- Goal of the exercise -
Repeat the records in full and exactly, omitting pictures.

Dataset items:
****************************************
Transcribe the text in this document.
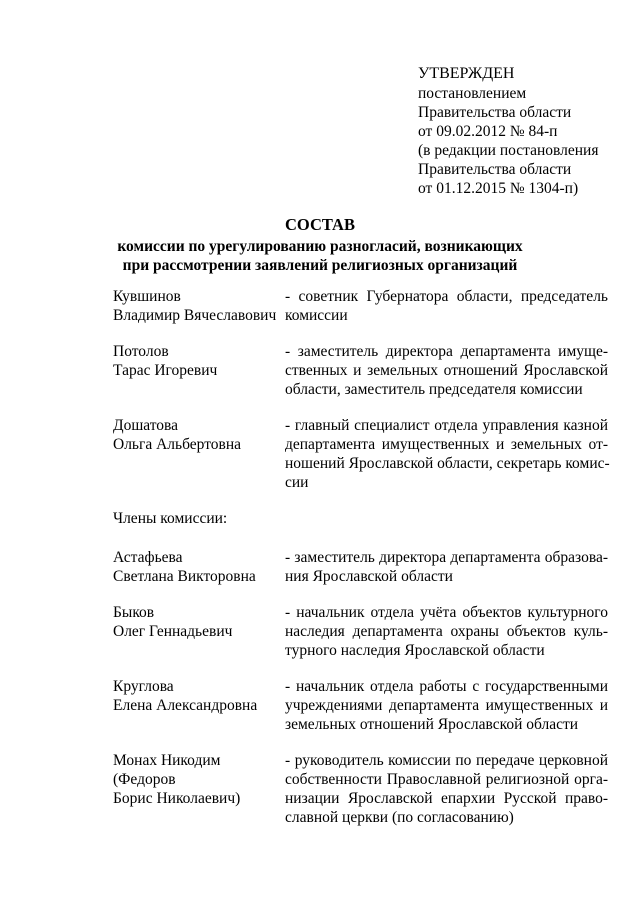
УТВЕРЖДЕН
постановлением
Правительства области
от 09.02.2012 № 84-п
(в редакции постановления
Правительства области
от 01.12.2015 № 1304-п)
СОСТАВ
комиссии по урегулированию разногласий, возникающих
при рассмотрении заявлений религиозных организаций
Кувшинов
Владимир Вячеславович
- советник Губернатора области, председатель
комиссии
Потолов
Тарас Игоревич
- заместитель директора департамента имуще-
ственных и земельных отношений Ярославской
области, заместитель председателя комиссии
Дошатова
Ольга Альбертовна
- главный специалист отдела управления казной
департамента имущественных и земельных от-
ношений Ярославской области, секретарь комис-
сии
Члены комиссии:
Астафьева
Светлана Викторовна
- заместитель директора департамента образова-
ния Ярославской области
Быков
Олег Геннадьевич
- начальник отдела учёта объектов культурного
наследия департамента охраны объектов куль-
турного наследия Ярославской области
Круглова
Елена Александровна
- начальник отдела работы с государственными
учреждениями департамента имущественных и
земельных отношений Ярославской области
Монах Никодим
(Федоров
Борис Николаевич)
- руководитель комиссии по передаче церковной
собственности Православной религиозной орга-
низации Ярославской епархии Русской право-
славной церкви (по согласованию)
****************************************
- Exercise solution -
Transcribe the text in this document.
УТВЕРЖДЕН
постановлением
Правительства области
от 09.02.2012 № 84-п
(в редакции постановления
Правительства области
от 01.12.2015 № 1304-п)
СОСТАВ
комиссии по урегулированию разногласий, возникающих
при рассмотрении заявлений религиозных организаций
Кувшинов
Владимир Вячеславович
- советник Губернатора области, председатель
комиссии
Потолов
Тарас Игоревич
- заместитель директора департамента имуще-
ственных и земельных отношений Ярославской
области, заместитель председателя комиссии
Дошатова
Ольга Альбертовна
- главный специалист отдела управления казной
департамента имущественных и земельных от-
ношений Ярославской области, секретарь комис-
сии
Члены комиссии:
Астафьева
Светлана Викторовна
- заместитель директора департамента образова-
ния Ярославской области
Быков
Олег Геннадьевич
- начальник отдела учёта объектов культурного
наследия департамента охраны объектов куль-
турного наследия Ярославской области
Круглова
Елена Александровна
- начальник отдела работы с государственными
учреждениями департамента имущественных и
земельных отношений Ярославской области
Монах Никодим
(Федоров
Борис Николаевич)
- руководитель комиссии по передаче церковной
собственности Православной религиозной орга-
низации Ярославской епархии Русской право-
славной церкви (по согласованию)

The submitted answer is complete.